Begin Listing

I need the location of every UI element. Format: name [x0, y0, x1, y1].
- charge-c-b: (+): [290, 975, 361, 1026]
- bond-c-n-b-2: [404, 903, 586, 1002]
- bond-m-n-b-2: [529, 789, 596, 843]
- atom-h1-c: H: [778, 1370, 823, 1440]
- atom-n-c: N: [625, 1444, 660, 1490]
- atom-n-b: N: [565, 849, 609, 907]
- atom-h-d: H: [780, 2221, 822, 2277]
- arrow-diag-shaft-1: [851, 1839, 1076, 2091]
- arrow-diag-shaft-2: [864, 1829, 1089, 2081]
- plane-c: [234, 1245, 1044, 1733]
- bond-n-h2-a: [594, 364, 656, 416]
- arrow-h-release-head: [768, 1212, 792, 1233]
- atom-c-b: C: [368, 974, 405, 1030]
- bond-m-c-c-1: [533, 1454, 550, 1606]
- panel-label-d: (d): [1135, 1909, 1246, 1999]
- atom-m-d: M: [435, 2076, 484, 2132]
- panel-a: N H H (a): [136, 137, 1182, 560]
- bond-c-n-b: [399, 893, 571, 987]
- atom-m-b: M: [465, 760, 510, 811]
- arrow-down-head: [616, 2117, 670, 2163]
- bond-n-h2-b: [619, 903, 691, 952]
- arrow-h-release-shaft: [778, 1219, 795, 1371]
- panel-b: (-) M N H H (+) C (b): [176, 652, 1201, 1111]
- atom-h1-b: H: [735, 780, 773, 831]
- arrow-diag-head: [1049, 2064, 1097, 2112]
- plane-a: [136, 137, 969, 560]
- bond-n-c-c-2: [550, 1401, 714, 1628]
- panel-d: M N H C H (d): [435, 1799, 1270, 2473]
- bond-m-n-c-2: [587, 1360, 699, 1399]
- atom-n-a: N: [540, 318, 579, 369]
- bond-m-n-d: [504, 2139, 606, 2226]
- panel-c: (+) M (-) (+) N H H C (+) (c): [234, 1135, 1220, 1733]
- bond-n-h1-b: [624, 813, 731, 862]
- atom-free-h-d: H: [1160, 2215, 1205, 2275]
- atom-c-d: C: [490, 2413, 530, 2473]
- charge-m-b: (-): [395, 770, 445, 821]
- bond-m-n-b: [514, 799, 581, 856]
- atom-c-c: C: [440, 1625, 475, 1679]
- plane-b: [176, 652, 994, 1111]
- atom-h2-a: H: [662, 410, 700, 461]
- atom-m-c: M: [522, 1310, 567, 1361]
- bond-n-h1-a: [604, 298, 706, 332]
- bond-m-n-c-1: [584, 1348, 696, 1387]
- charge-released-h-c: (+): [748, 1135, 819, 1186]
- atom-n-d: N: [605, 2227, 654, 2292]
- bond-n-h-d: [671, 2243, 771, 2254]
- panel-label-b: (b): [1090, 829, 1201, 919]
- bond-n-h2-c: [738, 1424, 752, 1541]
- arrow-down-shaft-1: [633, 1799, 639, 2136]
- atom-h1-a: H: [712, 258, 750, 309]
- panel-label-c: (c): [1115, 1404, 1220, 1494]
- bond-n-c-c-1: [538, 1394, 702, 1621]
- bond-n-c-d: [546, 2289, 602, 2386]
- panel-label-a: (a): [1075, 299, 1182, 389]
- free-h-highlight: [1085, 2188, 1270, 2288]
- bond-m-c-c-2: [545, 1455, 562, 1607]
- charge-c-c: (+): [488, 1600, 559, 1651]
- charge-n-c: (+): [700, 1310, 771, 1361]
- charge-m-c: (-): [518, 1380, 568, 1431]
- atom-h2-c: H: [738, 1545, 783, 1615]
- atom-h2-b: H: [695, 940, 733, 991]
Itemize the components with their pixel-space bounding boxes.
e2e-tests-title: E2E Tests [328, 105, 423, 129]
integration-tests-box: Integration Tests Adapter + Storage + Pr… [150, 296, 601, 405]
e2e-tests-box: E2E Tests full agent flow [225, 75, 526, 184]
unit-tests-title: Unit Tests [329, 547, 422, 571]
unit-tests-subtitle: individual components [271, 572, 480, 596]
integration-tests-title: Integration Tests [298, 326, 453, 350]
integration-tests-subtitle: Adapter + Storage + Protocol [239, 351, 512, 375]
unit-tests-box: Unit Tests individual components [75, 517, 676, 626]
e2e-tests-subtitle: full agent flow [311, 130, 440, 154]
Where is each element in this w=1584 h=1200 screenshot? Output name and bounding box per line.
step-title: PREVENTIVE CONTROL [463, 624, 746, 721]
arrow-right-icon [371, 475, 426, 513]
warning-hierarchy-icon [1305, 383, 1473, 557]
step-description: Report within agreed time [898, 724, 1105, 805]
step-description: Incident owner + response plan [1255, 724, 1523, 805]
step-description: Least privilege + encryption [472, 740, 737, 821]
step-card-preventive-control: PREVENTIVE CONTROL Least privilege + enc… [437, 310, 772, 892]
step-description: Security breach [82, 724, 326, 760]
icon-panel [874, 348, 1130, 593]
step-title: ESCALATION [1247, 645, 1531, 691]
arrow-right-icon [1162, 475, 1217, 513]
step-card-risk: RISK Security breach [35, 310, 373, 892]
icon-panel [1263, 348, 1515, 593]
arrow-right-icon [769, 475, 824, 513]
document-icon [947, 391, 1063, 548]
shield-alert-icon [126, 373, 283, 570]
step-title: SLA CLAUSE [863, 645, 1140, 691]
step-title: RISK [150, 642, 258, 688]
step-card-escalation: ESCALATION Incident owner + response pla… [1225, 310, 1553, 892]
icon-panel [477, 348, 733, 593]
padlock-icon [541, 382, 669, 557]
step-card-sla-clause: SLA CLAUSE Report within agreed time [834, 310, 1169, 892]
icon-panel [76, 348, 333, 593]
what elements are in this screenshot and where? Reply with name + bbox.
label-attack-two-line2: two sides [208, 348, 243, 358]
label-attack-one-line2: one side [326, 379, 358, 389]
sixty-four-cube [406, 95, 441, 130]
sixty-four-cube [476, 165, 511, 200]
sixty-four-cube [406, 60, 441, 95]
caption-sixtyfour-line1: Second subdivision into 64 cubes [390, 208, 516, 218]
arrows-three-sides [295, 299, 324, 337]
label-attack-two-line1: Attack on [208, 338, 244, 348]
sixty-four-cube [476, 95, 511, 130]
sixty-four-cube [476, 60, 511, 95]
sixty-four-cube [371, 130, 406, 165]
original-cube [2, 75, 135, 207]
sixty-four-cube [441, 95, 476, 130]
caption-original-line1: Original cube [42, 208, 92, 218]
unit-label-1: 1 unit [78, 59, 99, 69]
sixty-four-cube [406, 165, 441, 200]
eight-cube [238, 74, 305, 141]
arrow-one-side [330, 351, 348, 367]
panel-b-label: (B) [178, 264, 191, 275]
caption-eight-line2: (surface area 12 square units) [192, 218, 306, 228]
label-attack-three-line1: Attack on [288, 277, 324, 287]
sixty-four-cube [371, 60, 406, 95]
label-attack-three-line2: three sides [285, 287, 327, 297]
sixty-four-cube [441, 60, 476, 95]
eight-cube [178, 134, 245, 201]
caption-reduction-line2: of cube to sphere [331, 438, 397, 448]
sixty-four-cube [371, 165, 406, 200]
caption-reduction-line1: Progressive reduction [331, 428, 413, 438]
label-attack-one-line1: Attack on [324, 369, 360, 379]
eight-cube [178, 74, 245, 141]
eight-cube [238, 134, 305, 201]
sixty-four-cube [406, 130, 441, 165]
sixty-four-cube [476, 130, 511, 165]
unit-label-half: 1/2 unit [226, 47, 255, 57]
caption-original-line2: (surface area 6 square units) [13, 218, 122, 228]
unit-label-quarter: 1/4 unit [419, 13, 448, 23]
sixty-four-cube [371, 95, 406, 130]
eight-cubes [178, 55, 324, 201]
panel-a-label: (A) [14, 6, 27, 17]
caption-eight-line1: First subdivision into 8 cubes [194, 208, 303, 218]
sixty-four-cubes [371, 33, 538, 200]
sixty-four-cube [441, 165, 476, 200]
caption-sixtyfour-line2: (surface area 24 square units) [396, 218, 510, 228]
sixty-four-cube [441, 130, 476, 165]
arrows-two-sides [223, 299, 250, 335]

End Listing

* Aim of the task
Revise the records from their first line through the line containing "- panel-a: N H H (a): [136, 137, 1182, 560]", replacing "location" with "position" and keeping everything else the same.

* Expected output
I need the position of every UI element. Format: name [x0, y0, x1, y1].
- charge-c-b: (+): [290, 975, 361, 1026]
- bond-c-n-b-2: [404, 903, 586, 1002]
- bond-m-n-b-2: [529, 789, 596, 843]
- atom-h1-c: H: [778, 1370, 823, 1440]
- atom-n-c: N: [625, 1444, 660, 1490]
- atom-n-b: N: [565, 849, 609, 907]
- atom-h-d: H: [780, 2221, 822, 2277]
- arrow-diag-shaft-1: [851, 1839, 1076, 2091]
- arrow-diag-shaft-2: [864, 1829, 1089, 2081]
- plane-c: [234, 1245, 1044, 1733]
- bond-n-h2-a: [594, 364, 656, 416]
- arrow-h-release-head: [768, 1212, 792, 1233]
- atom-c-b: C: [368, 974, 405, 1030]
- bond-m-c-c-1: [533, 1454, 550, 1606]
- panel-label-d: (d): [1135, 1909, 1246, 1999]
- atom-m-d: M: [435, 2076, 484, 2132]
- panel-a: N H H (a): [136, 137, 1182, 560]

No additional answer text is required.